## SOURCE DOCUMENT:
-- Start --

Name		Name	Last commit message	Last commit date
parent directory ..
README.md		README.md
autoencoder_benchmark.py		autoencoder_benchmark.py
autoencoder_data.py		autoencoder_data.py
autoencoder_main.py		autoencoder_main.py
autoencoder_model.py		autoencoder_model.py
requirements.txt		requirements.txt
test_autoencoder.py		test_autoencoder.py
util.py		util.py

README.md

Graphcore benchmarks: autoencoder (training and inference)

This readme describes how to run a TensorFlow autoencoder model on an IPU for both training and inference and how to interpret the results. At least 10 GB free on disk for caching is required to run this example.

Overview

Autoencoder models can be used to perform collaborative filtering in recommender systems in order to provide useful predictions, for example recommending films for Netflix users based on their (and other users) previous experiences. This autoencoder model shows significant improvement in results compared to previous models on a Netflix dataset. The model architecture is a deep autoencoder with 6 fully connected layers and a constrained decoder. Dense re-feeding is used for training to overcome the sparseness of data in collaborative filtering. It is implemented in TensorFlow with a model size of about 10 million parameters. This model is taken from the paper “Training Deep AutoEncoders for Collaborative Filtering” https://arxiv.org/pdf/1708.01715.pdf.

-- End --

## WRITTEN TASKS:
**a)** Answer these questions from the autoencoder readme, one answer per line and marked the same way:
(i) How much free disk space for caching does it require?
(ii) How many fully connected layers does the model have?
(iii) About how many parameters does the model have?
**b)** Write out the records from their first line up to and including the line with "bar-x-tick-label-line-1: Oct bbox=[268, 1006, 307, 1032]".
The autoencoder readme and the records come from separate, unrelated sources.

## AVAILABLE DATA:
-- Start --

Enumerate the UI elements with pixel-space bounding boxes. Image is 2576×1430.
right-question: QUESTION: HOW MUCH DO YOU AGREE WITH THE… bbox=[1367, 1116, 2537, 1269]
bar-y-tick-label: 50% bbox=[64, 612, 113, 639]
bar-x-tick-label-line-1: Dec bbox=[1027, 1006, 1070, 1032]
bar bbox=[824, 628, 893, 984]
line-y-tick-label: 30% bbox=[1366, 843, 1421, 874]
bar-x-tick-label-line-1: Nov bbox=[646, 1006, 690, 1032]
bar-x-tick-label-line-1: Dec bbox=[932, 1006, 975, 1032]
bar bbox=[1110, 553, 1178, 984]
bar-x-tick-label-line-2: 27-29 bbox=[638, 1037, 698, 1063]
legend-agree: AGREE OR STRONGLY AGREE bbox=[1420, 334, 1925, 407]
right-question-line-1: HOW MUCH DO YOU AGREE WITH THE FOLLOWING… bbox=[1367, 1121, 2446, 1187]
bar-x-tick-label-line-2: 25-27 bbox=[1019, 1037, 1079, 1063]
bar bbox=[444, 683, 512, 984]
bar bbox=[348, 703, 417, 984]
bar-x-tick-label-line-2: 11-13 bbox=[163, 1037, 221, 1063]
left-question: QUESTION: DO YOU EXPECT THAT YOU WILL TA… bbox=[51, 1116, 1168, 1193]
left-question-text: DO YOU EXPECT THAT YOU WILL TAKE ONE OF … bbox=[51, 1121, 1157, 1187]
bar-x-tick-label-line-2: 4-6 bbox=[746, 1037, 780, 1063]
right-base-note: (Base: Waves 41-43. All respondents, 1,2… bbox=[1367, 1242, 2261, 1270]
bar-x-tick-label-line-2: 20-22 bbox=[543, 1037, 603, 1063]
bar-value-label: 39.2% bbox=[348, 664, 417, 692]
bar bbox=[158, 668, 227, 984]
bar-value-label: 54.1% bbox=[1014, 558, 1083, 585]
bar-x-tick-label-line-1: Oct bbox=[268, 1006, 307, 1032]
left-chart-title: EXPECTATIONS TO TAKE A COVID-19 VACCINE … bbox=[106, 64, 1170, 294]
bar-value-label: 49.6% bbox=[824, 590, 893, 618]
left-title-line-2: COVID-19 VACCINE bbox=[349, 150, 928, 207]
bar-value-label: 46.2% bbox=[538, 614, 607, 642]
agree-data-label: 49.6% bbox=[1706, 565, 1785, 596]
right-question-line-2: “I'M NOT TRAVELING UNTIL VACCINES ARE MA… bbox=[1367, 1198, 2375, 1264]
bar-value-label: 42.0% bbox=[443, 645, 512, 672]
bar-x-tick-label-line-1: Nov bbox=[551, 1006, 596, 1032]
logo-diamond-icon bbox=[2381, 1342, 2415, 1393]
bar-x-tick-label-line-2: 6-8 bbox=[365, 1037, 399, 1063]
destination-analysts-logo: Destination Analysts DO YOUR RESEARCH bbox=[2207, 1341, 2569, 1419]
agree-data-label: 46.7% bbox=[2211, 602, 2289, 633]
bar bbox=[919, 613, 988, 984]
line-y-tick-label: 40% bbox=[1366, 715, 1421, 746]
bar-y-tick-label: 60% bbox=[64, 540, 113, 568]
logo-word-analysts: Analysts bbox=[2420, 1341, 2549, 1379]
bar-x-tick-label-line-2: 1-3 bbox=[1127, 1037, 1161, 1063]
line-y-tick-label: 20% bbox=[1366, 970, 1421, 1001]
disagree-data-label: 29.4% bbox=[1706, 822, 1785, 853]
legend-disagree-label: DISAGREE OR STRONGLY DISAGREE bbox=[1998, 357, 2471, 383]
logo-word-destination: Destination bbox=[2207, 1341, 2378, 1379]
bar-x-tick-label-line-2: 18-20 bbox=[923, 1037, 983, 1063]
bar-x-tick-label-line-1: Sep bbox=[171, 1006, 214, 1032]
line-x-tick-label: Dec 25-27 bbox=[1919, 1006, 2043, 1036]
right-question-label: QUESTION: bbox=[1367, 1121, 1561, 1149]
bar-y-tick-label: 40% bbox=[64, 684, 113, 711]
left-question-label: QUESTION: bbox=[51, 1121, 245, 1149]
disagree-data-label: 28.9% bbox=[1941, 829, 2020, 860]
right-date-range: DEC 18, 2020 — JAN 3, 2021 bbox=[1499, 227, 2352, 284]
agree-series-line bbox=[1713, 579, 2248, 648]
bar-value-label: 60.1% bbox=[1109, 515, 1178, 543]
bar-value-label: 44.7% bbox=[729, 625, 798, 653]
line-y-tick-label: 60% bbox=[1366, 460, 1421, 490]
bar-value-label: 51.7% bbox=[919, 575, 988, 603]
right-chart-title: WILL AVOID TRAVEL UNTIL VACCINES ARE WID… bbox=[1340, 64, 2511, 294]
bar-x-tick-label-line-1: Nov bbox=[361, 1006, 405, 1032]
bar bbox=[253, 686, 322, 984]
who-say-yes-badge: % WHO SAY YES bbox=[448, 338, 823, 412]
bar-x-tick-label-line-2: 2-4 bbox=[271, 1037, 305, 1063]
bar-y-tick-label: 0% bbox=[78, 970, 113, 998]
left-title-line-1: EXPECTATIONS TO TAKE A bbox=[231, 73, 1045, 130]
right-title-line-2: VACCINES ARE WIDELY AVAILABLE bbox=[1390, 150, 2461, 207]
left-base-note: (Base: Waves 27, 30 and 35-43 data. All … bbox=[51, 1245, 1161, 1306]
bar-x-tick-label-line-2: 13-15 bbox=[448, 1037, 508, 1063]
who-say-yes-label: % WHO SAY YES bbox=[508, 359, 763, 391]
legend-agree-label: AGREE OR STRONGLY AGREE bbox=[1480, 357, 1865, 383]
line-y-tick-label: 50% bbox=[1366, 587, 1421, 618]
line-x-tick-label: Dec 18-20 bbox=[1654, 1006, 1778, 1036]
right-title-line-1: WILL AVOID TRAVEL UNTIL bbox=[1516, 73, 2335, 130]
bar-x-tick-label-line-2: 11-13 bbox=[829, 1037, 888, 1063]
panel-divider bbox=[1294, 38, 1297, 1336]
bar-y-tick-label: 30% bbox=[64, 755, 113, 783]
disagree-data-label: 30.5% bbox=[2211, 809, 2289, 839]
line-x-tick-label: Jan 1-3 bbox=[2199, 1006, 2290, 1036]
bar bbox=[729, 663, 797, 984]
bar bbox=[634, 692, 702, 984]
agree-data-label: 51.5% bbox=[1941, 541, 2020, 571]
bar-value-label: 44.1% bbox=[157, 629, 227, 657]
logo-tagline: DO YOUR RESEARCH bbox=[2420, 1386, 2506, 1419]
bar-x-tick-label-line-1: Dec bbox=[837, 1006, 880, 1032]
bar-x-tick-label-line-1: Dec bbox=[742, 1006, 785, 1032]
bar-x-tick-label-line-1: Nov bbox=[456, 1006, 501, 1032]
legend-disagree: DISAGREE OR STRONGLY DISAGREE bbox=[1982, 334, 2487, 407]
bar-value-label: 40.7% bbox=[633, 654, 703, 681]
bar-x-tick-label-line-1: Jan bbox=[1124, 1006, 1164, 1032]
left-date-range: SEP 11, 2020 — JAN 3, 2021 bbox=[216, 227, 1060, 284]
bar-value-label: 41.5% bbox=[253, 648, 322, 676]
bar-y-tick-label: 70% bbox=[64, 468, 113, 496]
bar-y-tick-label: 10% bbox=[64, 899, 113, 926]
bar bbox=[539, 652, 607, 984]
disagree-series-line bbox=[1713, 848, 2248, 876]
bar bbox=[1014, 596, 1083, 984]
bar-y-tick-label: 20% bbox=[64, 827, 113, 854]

-- End --

## RESPONSE LIST:
**a)**
(i) At least 10 GB
(ii) 6
(iii) About 10 million

**b)**
Enumerate the UI elements with pixel-space bounding boxes. Image is 2576×1430.
right-question: QUESTION: HOW MUCH DO YOU AGREE WITH THE… bbox=[1367, 1116, 2537, 1269]
bar-y-tick-label: 50% bbox=[64, 612, 113, 639]
bar-x-tick-label-line-1: Dec bbox=[1027, 1006, 1070, 1032]
bar bbox=[824, 628, 893, 984]
line-y-tick-label: 30% bbox=[1366, 843, 1421, 874]
bar-x-tick-label-line-1: Nov bbox=[646, 1006, 690, 1032]
bar-x-tick-label-line-1: Dec bbox=[932, 1006, 975, 1032]
bar bbox=[1110, 553, 1178, 984]
bar-x-tick-label-line-2: 27-29 bbox=[638, 1037, 698, 1063]
legend-agree: AGREE OR STRONGLY AGREE bbox=[1420, 334, 1925, 407]
right-question-line-1: HOW MUCH DO YOU AGREE WITH THE FOLLOWING… bbox=[1367, 1121, 2446, 1187]
bar-x-tick-label-line-2: 25-27 bbox=[1019, 1037, 1079, 1063]
bar bbox=[444, 683, 512, 984]
bar bbox=[348, 703, 417, 984]
bar-x-tick-label-line-2: 11-13 bbox=[163, 1037, 221, 1063]
left-question: QUESTION: DO YOU EXPECT THAT YOU WILL TA… bbox=[51, 1116, 1168, 1193]
left-question-text: DO YOU EXPECT THAT YOU WILL TAKE ONE OF … bbox=[51, 1121, 1157, 1187]
bar-x-tick-label-line-2: 4-6 bbox=[746, 1037, 780, 1063]
right-base-note: (Base: Waves 41-43. All respondents, 1,2… bbox=[1367, 1242, 2261, 1270]
bar-x-tick-label-line-2: 20-22 bbox=[543, 1037, 603, 1063]
bar-value-label: 39.2% bbox=[348, 664, 417, 692]
bar bbox=[158, 668, 227, 984]
bar-value-label: 54.1% bbox=[1014, 558, 1083, 585]
bar-x-tick-label-line-1: Oct bbox=[268, 1006, 307, 1032]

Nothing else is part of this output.